MATERIALS PROVIDED.
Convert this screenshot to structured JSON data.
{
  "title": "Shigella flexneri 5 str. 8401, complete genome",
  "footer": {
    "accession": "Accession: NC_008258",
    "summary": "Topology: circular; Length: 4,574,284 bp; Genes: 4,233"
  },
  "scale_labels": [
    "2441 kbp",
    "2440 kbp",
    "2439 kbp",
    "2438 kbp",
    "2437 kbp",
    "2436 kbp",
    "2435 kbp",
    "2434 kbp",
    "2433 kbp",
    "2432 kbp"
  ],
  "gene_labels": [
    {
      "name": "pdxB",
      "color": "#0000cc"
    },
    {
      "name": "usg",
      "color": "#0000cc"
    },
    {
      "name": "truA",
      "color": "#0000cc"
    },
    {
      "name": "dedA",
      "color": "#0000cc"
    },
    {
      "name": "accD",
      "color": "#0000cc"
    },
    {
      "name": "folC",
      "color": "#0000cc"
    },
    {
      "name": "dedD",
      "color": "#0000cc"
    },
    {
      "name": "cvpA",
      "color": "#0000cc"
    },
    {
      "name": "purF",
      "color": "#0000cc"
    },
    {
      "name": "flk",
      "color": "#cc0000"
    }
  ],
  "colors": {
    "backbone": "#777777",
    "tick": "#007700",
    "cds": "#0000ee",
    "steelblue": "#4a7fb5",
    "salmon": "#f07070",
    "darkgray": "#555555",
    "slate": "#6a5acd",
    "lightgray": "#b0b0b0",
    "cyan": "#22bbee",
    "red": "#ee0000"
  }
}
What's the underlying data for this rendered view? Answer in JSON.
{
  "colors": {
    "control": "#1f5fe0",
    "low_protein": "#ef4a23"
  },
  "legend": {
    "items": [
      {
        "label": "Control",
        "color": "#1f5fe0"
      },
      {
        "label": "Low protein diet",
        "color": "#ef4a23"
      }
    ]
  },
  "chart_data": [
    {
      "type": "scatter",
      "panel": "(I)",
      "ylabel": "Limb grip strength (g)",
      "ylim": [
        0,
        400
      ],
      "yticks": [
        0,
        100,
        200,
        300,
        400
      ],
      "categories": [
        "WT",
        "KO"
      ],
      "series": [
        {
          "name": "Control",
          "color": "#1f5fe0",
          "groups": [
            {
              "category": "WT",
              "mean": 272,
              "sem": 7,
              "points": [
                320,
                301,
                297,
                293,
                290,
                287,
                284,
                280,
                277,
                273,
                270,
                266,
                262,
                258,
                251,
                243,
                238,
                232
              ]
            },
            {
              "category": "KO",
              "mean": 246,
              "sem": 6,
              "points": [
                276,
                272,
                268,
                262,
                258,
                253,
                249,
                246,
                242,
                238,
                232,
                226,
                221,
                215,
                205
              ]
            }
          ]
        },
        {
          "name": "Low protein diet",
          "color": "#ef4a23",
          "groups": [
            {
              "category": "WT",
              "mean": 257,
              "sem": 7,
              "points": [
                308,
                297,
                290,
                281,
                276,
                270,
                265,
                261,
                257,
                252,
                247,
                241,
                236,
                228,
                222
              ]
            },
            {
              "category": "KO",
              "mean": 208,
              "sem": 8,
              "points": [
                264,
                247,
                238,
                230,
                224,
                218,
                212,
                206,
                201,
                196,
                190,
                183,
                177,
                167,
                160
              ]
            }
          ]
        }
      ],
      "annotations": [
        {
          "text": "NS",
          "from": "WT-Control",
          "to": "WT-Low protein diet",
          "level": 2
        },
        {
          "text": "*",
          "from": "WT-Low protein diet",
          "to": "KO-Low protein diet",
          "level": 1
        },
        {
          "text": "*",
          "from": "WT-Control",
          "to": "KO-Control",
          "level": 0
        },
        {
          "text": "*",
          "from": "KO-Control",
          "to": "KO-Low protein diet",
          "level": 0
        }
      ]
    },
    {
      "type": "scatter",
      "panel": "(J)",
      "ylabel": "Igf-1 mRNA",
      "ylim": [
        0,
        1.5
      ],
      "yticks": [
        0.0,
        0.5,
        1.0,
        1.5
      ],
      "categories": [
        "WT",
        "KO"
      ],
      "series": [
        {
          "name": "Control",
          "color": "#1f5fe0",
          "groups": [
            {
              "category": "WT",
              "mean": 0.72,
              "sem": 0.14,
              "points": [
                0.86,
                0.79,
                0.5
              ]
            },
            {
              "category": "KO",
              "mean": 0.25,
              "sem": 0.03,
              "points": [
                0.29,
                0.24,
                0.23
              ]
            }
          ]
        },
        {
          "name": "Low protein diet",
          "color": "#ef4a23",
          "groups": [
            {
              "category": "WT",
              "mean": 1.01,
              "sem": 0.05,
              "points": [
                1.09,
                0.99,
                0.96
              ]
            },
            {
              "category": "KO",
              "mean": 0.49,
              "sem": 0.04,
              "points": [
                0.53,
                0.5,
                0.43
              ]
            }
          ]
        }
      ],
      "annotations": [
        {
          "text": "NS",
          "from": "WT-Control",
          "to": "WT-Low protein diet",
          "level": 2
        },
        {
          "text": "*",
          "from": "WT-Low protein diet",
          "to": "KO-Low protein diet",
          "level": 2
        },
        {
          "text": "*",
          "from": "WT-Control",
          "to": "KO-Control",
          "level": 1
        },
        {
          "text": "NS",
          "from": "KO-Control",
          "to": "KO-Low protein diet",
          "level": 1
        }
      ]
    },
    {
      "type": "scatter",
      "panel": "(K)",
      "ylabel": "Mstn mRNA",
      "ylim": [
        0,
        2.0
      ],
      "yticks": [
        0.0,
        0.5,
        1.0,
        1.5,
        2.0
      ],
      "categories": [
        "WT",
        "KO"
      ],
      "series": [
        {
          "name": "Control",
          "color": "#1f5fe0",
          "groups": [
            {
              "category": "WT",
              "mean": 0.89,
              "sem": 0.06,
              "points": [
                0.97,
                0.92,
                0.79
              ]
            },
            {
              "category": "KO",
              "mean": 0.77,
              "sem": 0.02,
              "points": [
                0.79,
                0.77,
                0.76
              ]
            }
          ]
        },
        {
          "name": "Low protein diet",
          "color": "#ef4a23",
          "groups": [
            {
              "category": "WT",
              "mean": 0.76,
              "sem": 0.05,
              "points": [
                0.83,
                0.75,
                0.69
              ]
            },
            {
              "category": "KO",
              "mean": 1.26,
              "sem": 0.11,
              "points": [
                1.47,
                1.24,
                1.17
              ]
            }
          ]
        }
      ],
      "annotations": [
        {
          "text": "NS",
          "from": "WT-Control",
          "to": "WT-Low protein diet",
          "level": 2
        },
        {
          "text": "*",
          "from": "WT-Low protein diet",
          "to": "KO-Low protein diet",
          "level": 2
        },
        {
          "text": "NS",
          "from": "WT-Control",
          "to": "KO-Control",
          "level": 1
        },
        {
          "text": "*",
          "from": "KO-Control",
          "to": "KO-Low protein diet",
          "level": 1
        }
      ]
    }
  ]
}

BRIEF. Where does the word "mean" show up in the material? Copy out each line that has it.

RESULT BELOW.
              "mean": 272,
              "mean": 246,
              "mean": 257,
              "mean": 208,
              "mean": 0.72,
              "mean": 0.25,
              "mean": 1.01,
              "mean": 0.49,
              "mean": 0.89,
              "mean": 0.77,
              "mean": 0.76,
              "mean": 1.26,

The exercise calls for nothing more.